STATED GOAL:
Transcribe the entries that follow, word for word.

DATA PROVIDED:
○ ○ ○ ○ ○ ○ ○

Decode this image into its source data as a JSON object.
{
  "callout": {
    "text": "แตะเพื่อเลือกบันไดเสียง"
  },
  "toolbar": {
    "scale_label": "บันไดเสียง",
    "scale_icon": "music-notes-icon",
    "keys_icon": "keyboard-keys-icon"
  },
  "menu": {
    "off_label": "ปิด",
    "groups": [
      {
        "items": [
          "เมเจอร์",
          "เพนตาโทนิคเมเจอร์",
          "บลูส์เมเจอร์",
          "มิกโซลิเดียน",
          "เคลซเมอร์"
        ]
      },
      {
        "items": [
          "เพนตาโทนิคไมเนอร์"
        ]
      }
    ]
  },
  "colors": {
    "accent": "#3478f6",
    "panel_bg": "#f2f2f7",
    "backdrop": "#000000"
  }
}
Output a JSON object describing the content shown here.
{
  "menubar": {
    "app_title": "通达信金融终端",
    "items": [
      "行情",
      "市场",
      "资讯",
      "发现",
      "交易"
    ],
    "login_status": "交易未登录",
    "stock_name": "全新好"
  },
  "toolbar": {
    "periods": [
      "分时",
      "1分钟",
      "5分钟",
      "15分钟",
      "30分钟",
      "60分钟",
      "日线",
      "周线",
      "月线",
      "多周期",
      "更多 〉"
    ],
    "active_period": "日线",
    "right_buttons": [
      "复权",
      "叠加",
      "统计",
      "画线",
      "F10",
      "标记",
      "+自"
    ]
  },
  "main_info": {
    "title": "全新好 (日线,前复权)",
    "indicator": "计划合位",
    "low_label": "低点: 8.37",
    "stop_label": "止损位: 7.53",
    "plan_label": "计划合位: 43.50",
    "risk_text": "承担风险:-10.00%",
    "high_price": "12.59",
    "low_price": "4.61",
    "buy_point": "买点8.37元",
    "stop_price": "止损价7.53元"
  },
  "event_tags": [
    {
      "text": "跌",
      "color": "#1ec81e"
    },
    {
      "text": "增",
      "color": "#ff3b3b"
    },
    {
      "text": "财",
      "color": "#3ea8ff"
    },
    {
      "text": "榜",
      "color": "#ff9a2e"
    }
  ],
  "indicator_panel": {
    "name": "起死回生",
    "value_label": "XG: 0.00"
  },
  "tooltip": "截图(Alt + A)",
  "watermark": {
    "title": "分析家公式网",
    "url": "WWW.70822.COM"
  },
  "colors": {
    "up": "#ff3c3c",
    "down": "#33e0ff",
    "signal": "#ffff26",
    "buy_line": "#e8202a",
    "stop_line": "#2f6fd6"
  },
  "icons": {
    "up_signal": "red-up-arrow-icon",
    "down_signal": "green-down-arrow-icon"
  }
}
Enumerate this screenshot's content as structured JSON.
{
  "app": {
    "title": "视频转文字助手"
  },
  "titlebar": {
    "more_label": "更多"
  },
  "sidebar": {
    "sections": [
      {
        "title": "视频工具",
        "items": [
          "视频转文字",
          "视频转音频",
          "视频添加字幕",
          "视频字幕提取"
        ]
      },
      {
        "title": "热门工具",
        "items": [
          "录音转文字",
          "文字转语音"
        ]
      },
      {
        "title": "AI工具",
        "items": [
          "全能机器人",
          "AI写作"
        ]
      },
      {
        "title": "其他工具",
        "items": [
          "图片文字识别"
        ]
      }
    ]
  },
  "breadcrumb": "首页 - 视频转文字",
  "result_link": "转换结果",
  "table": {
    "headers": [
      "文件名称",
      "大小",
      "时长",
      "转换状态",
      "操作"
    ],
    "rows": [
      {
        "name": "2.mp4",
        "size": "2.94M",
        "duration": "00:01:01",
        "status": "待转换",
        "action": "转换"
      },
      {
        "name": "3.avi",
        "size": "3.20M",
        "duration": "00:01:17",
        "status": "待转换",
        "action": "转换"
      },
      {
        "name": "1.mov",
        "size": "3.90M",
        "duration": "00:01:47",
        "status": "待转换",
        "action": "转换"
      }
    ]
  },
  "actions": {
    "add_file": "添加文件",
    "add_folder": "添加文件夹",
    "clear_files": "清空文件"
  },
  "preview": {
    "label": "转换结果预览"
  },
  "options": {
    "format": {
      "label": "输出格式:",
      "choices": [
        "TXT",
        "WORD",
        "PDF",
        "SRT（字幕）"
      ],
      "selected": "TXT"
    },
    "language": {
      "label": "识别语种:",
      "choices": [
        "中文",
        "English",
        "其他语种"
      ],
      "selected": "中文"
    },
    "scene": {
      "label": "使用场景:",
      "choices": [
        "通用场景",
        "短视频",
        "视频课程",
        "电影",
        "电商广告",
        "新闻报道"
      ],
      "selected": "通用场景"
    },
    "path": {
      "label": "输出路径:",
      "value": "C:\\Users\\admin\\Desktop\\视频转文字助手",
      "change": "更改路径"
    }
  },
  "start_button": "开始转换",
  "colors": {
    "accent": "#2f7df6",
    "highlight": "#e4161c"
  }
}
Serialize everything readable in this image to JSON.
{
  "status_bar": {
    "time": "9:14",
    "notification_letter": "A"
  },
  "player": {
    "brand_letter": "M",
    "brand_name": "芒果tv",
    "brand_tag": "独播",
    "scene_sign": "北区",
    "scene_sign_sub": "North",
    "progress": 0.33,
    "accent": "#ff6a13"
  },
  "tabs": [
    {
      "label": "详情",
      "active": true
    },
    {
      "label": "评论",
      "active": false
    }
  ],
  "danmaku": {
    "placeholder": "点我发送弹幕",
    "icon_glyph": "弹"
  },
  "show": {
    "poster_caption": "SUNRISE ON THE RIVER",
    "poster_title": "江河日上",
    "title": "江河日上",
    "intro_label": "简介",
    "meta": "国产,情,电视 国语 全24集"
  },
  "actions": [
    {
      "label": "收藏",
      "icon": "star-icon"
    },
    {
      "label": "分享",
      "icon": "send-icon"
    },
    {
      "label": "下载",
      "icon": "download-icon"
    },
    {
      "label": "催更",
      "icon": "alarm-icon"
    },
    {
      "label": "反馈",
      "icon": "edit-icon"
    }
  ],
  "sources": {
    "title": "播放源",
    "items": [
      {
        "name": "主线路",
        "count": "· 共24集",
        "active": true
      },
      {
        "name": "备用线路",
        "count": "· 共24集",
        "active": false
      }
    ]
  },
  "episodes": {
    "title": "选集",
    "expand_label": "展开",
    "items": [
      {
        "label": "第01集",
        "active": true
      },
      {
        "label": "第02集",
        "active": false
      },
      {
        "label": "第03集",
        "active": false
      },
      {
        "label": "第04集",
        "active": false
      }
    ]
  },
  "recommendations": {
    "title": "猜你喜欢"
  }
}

○ ○ ○ ○ ○ ○ ○

RESPONSE TO THIS TASK:
Decode this image into its source data as a JSON object.
{
  "callout": {
    "text": "แตะเพื่อเลือกบันไดเสียง"
  },
  "toolbar": {
    "scale_label": "บันไดเสียง",
    "scale_icon": "music-notes-icon",
    "keys_icon": "keyboard-keys-icon"
  },
  "menu": {
    "off_label": "ปิด",
    "groups": [
      {
        "items": [
          "เมเจอร์",
          "เพนตาโทนิคเมเจอร์",
          "บลูส์เมเจอร์",
          "มิกโซลิเดียน",
          "เคลซเมอร์"
        ]
      },
      {
        "items": [
          "เพนตาโทนิคไมเนอร์"
        ]
      }
    ]
  },
  "colors": {
    "accent": "#3478f6",
    "panel_bg": "#f2f2f7",
    "backdrop": "#000000"
  }
}
Output a JSON object describing the content shown here.
{
  "menubar": {
    "app_title": "通达信金融终端",
    "items": [
      "行情",
      "市场",
      "资讯",
      "发现",
      "交易"
    ],
    "login_status": "交易未登录",
    "stock_name": "全新好"
  },
  "toolbar": {
    "periods": [
      "分时",
      "1分钟",
      "5分钟",
      "15分钟",
      "30分钟",
      "60分钟",
      "日线",
      "周线",
      "月线",
      "多周期",
      "更多 〉"
    ],
    "active_period": "日线",
    "right_buttons": [
      "复权",
      "叠加",
      "统计",
      "画线",
      "F10",
      "标记",
      "+自"
    ]
  },
  "main_info": {
    "title": "全新好 (日线,前复权)",
    "indicator": "计划合位",
    "low_label": "低点: 8.37",
    "stop_label": "止损位: 7.53",
    "plan_label": "计划合位: 43.50",
    "risk_text": "承担风险:-10.00%",
    "high_price": "12.59",
    "low_price": "4.61",
    "buy_point": "买点8.37元",
    "stop_price": "止损价7.53元"
  },
  "event_tags": [
    {
      "text": "跌",
      "color": "#1ec81e"
    },
    {
      "text": "增",
      "color": "#ff3b3b"
    },
    {
      "text": "财",
      "color": "#3ea8ff"
    },
    {
      "text": "榜",
      "color": "#ff9a2e"
    }
  ],
  "indicator_panel": {
    "name": "起死回生",
    "value_label": "XG: 0.00"
  },
  "tooltip": "截图(Alt + A)",
  "watermark": {
    "title": "分析家公式网",
    "url": "WWW.70822.COM"
  },
  "colors": {
    "up": "#ff3c3c",
    "down": "#33e0ff",
    "signal": "#ffff26",
    "buy_line": "#e8202a",
    "stop_line": "#2f6fd6"
  },
  "icons": {
    "up_signal": "red-up-arrow-icon",
    "down_signal": "green-down-arrow-icon"
  }
}
Enumerate this screenshot's content as structured JSON.
{
  "app": {
    "title": "视频转文字助手"
  },
  "titlebar": {
    "more_label": "更多"
  },
  "sidebar": {
    "sections": [
      {
        "title": "视频工具",
        "items": [
          "视频转文字",
          "视频转音频",
          "视频添加字幕",
          "视频字幕提取"
        ]
      },
      {
        "title": "热门工具",
        "items": [
          "录音转文字",
          "文字转语音"
        ]
      },
      {
        "title": "AI工具",
        "items": [
          "全能机器人",
          "AI写作"
        ]
      },
      {
        "title": "其他工具",
        "items": [
          "图片文字识别"
        ]
      }
    ]
  },
  "breadcrumb": "首页 - 视频转文字",
  "result_link": "转换结果",
  "table": {
    "headers": [
      "文件名称",
      "大小",
      "时长",
      "转换状态",
      "操作"
    ],
    "rows": [
      {
        "name": "2.mp4",
        "size": "2.94M",
        "duration": "00:01:01",
        "status": "待转换",
        "action": "转换"
      },
      {
        "name": "3.avi",
        "size": "3.20M",
        "duration": "00:01:17",
        "status": "待转换",
        "action": "转换"
      },
      {
        "name": "1.mov",
        "size": "3.90M",
        "duration": "00:01:47",
        "status": "待转换",
        "action": "转换"
      }
    ]
  },
  "actions": {
    "add_file": "添加文件",
    "add_folder": "添加文件夹",
    "clear_files": "清空文件"
  },
  "preview": {
    "label": "转换结果预览"
  },
  "options": {
    "format": {
      "label": "输出格式:",
      "choices": [
        "TXT",
        "WORD",
        "PDF",
        "SRT（字幕）"
      ],
      "selected": "TXT"
    },
    "language": {
      "label": "识别语种:",
      "choices": [
        "中文",
        "English",
        "其他语种"
      ],
      "selected": "中文"
    },
    "scene": {
      "label": "使用场景:",
      "choices": [
        "通用场景",
        "短视频",
        "视频课程",
        "电影",
        "电商广告",
        "新闻报道"
      ],
      "selected": "通用场景"
    },
    "path": {
      "label": "输出路径:",
      "value": "C:\\Users\\admin\\Desktop\\视频转文字助手",
      "change": "更改路径"
    }
  },
  "start_button": "开始转换",
  "colors": {
    "accent": "#2f7df6",
    "highlight": "#e4161c"
  }
}
Serialize everything readable in this image to JSON.
{
  "status_bar": {
    "time": "9:14",
    "notification_letter": "A"
  },
  "player": {
    "brand_letter": "M",
    "brand_name": "芒果tv",
    "brand_tag": "独播",
    "scene_sign": "北区",
    "scene_sign_sub": "North",
    "progress": 0.33,
    "accent": "#ff6a13"
  },
  "tabs": [
    {
      "label": "详情",
      "active": true
    },
    {
      "label": "评论",
      "active": false
    }
  ],
  "danmaku": {
    "placeholder": "点我发送弹幕",
    "icon_glyph": "弹"
  },
  "show": {
    "poster_caption": "SUNRISE ON THE RIVER",
    "poster_title": "江河日上",
    "title": "江河日上",
    "intro_label": "简介",
    "meta": "国产,情,电视 国语 全24集"
  },
  "actions": [
    {
      "label": "收藏",
      "icon": "star-icon"
    },
    {
      "label": "分享",
      "icon": "send-icon"
    },
    {
      "label": "下载",
      "icon": "download-icon"
    },
    {
      "label": "催更",
      "icon": "alarm-icon"
    },
    {
      "label": "反馈",
      "icon": "edit-icon"
    }
  ],
  "sources": {
    "title": "播放源",
    "items": [
      {
        "name": "主线路",
        "count": "· 共24集",
        "active": true
      },
      {
        "name": "备用线路",
        "count": "· 共24集",
        "active": false
      }
    ]
  },
  "episodes": {
    "title": "选集",
    "expand_label": "展开",
    "items": [
      {
        "label": "第01集",
        "active": true
      },
      {
        "label": "第02集",
        "active": false
      },
      {
        "label": "第03集",
        "active": false
      },
      {
        "label": "第04集",
        "active": false
      }
    ]
  },
  "recommendations": {
    "title": "猜你喜欢"
  }
}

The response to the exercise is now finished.